Below are records; work out how many of their lines contain "accordance" and give only that number.

--- Start of Data shown ---

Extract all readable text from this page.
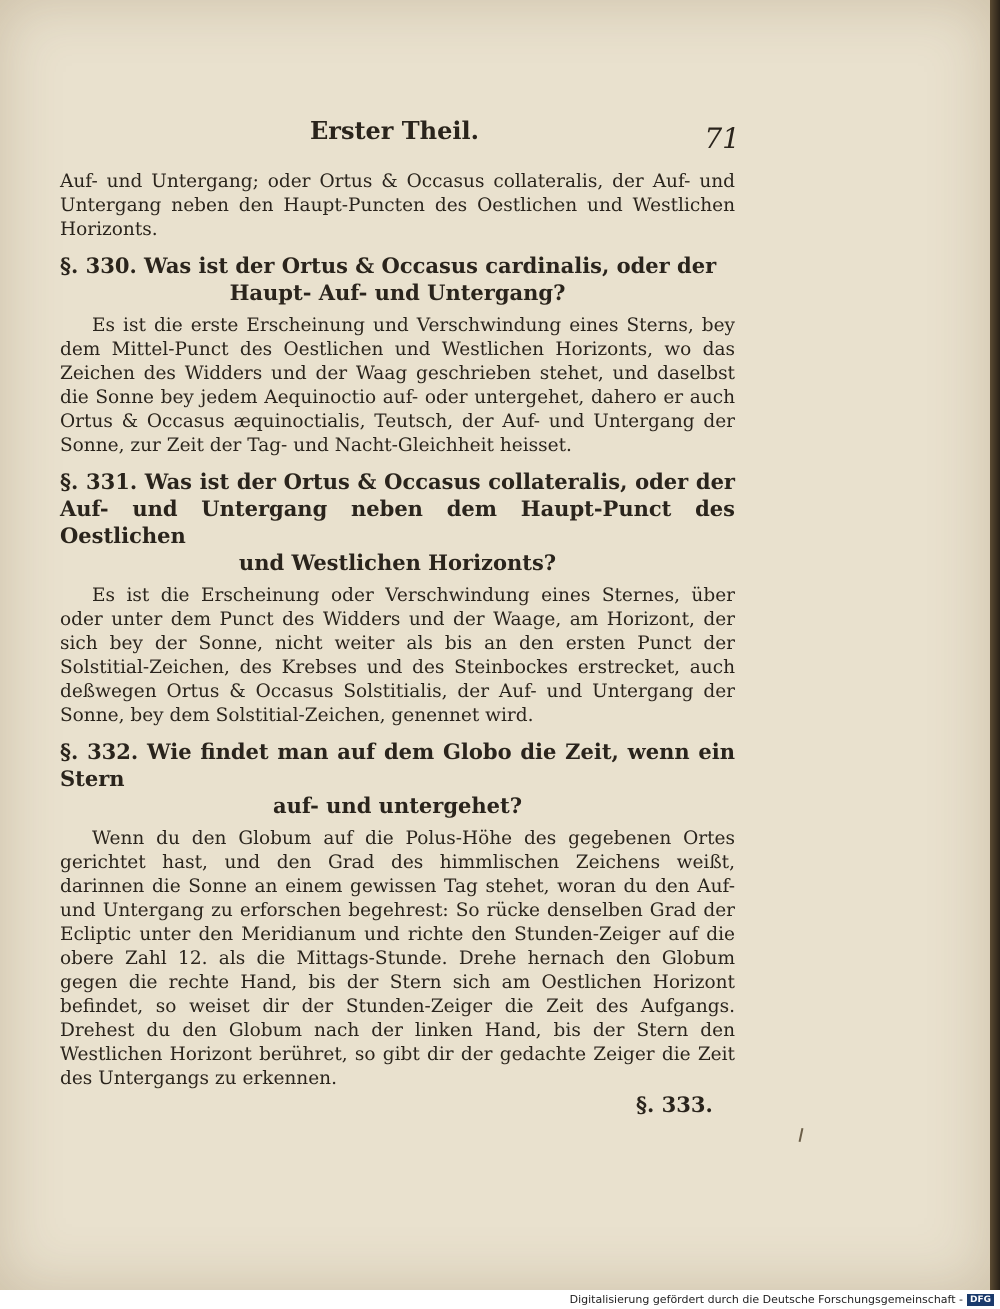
Erster Theil.	71

Auf- und Untergang; oder Ortus & Occasus collateralis, der Auf- und Untergang neben den Haupt-Puncten des Oestlichen und Westlichen Horizonts.

§. 330. Was ist der Ortus & Occasus cardinalis, oder der
Haupt- Auf- und Untergang?

Es ist die erste Erscheinung und Verschwindung eines Sterns, bey dem Mittel-Punct des Oestlichen und Westlichen Horizonts, wo das Zeichen des Widders und der Waag geschrieben stehet, und daselbst die Sonne bey jedem Aequinoctio auf- oder untergehet, dahero er auch Ortus & Occasus æquinoctialis, Teutsch, der Auf- und Untergang der Sonne, zur Zeit der Tag- und Nacht-Gleichheit heisset.

§. 331. Was ist der Ortus & Occasus collateralis, oder der Auf- und Untergang neben dem Haupt-Punct des Oestlichen
und Westlichen Horizonts?

Es ist die Erscheinung oder Verschwindung eines Sternes, über oder unter dem Punct des Widders und der Waage, am Horizont, der sich bey der Sonne, nicht weiter als bis an den ersten Punct der Solstitial-Zeichen, des Krebses und des Steinbockes erstrecket, auch deßwegen Ortus & Occasus Solstitialis, der Auf- und Untergang der Sonne, bey dem Solstitial-Zeichen, genennet wird.

§. 332. Wie findet man auf dem Globo die Zeit, wenn ein Stern
auf- und untergehet?

Wenn du den Globum auf die Polus-Höhe des gegebenen Ortes gerichtet hast, und den Grad des himmlischen Zeichens weißt, darinnen die Sonne an einem gewissen Tag stehet, woran du den Auf- und Untergang zu erforschen begehrest: So rücke denselben Grad der Ecliptic unter den Meridianum und richte den Stunden-Zeiger auf die obere Zahl 12. als die Mittags-Stunde. Drehe hernach den Globum gegen die rechte Hand, bis der Stern sich am Oestlichen Horizont befindet, so weiset dir der Stunden-Zeiger die Zeit des Aufgangs. Drehest du den Globum nach der linken Hand, bis der Stern den Westlichen Horizont berühret, so gibt dir der gedachte Zeiger die Zeit des Untergangs zu erkennen.

§. 333.
Digitalisierung gefördert durch die Deutsche Forschungsgemeinschaft - DFG
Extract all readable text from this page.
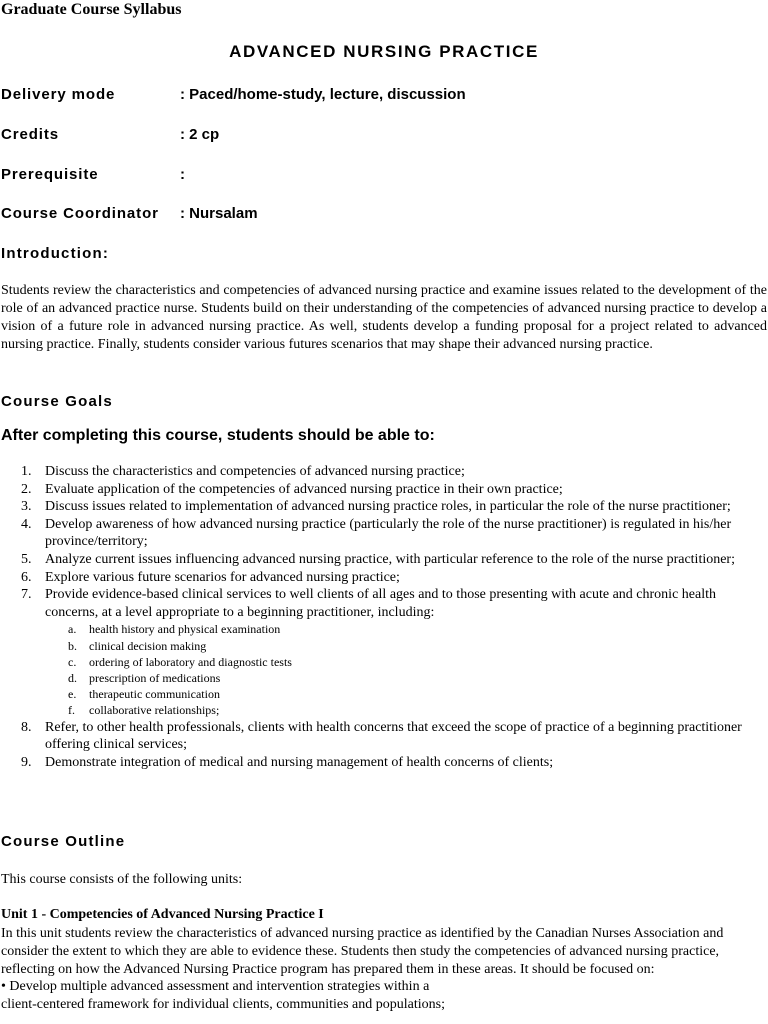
Graduate Course Syllabus
ADVANCED NURSING PRACTICE
Delivery mode	: Paced/home-study, lecture, discussion
Credits	: 2 cp
Prerequisite	:
Course Coordinator : Nursalam
Introduction:
Students review the characteristics and competencies of advanced nursing practice and examine issues related to the development of the role of an advanced practice nurse. Students build on their understanding of the competencies of advanced nursing practice to develop a vision of a future role in advanced nursing practice. As well, students develop a funding proposal for a project related to advanced nursing practice. Finally, students consider various futures scenarios that may shape their advanced nursing practice.
Course Goals
After completing this course, students should be able to:
1. Discuss the characteristics and competencies of advanced nursing practice;
2. Evaluate application of the competencies of advanced nursing practice in their own practice;
3. Discuss issues related to implementation of advanced nursing practice roles, in particular the role of the nurse practitioner;
4. Develop awareness of how advanced nursing practice (particularly the role of the nurse practitioner) is regulated in his/her province/territory;
5. Analyze current issues influencing advanced nursing practice, with particular reference to the role of the nurse practitioner;
6. Explore various future scenarios for advanced nursing practice;
7. Provide evidence-based clinical services to well clients of all ages and to those presenting with acute and chronic health concerns, at a level appropriate to a beginning practitioner, including:
a. health history and physical examination
b. clinical decision making
c. ordering of laboratory and diagnostic tests
d. prescription of medications
e. therapeutic communication
f. collaborative relationships;
8. Refer, to other health professionals, clients with health concerns that exceed the scope of practice of a beginning practitioner offering clinical services;
9. Demonstrate integration of medical and nursing management of health concerns of clients;
Course Outline
This course consists of the following units:
Unit 1 - Competencies of Advanced Nursing Practice I
In this unit students review the characteristics of advanced nursing practice as identified by the Canadian Nurses Association and consider the extent to which they are able to evidence these. Students then study the competencies of advanced nursing practice, reflecting on how the Advanced Nursing Practice program has prepared them in these areas. It should be focused on:
• Develop multiple advanced assessment and intervention strategies within a
client-centered framework for individual clients, communities and populations;
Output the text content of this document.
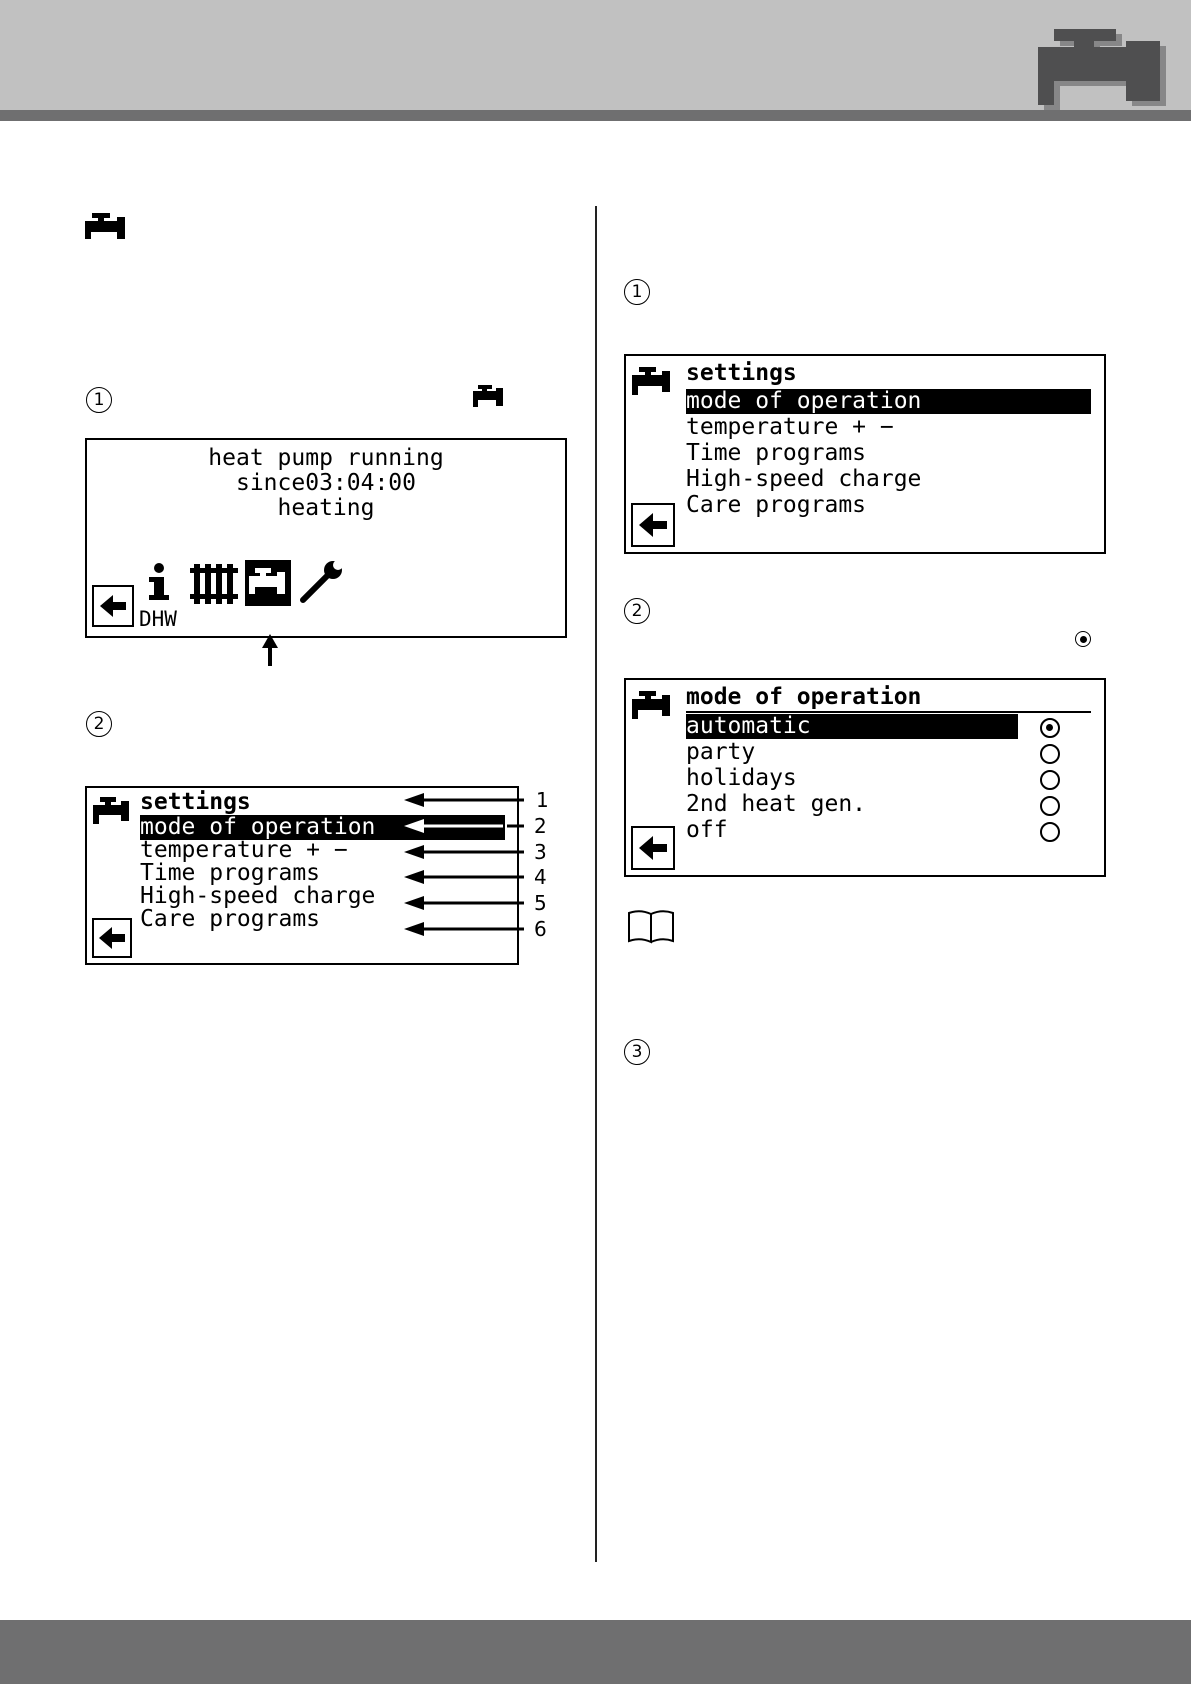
1
heat pump running
since03:04:00
heating
DHW
2
settings
mode of operation
temperature + −
Time programs
High-speed charge
Care programs
1
2
3
4
5
6
1
settings
mode of operation
temperature + −
Time programs
High-speed charge
Care programs
2
mode of operation
automatic
party
holidays
2nd heat gen.
off
3
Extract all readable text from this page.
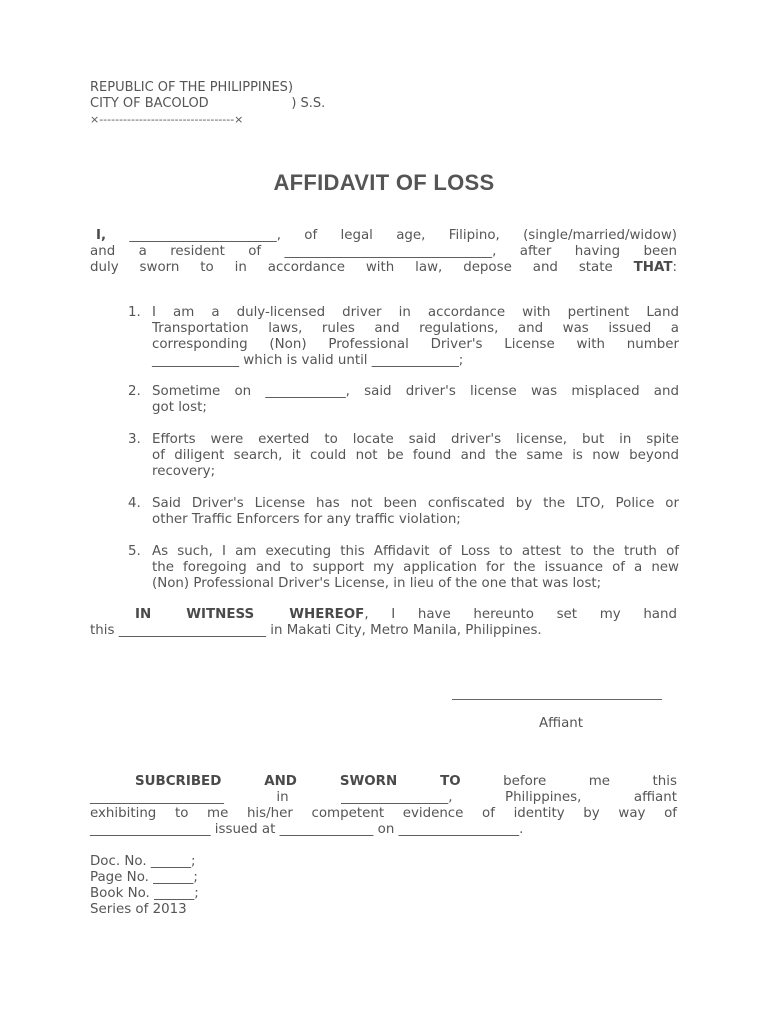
REPUBLIC OF THE PHILIPPINES)
CITY OF BACOLOD                    ) S.S.
×----------------------------------×
AFFIDAVIT OF LOSS
I, ______________________, of legal age, Filipino, (single/married/widow)
and a resident of _______________________________, after having been
duly sworn to in accordance with law, depose and state THAT:
1. I am a duly-licensed driver in accordance with pertinent Land
Transportation laws, rules and regulations, and was issued a
corresponding (Non) Professional Driver's License with number
_____________ which is valid until _____________;
2. Sometime on ____________, said driver's license was misplaced and
got lost;
3. Efforts were exerted to locate said driver's license, but in spite
of diligent search, it could not be found and the same is now beyond
recovery;
4. Said Driver's License has not been confiscated by the LTO, Police or
other Traffic Enforcers for any traffic violation;
5. As such, I am executing this Affidavit of Loss to attest to the truth of
the foregoing and to support my application for the issuance of a new
(Non) Professional Driver's License, in lieu of the one that was lost;
IN WITNESS WHEREOF, I have hereunto set my hand
this ______________________ in Makati City, Metro Manila, Philippines.
Affiant
SUBCRIBED AND SWORN TO	before me this
____________________ in ________________, Philippines, affiant
exhibiting to me his/her competent evidence of identity by way of
__________________ issued at ______________ on __________________.
Doc. No. ______;
Page No. ______;
Book No. ______;
Series of 2013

--- End of Data shown ---

• **Expected output**: 2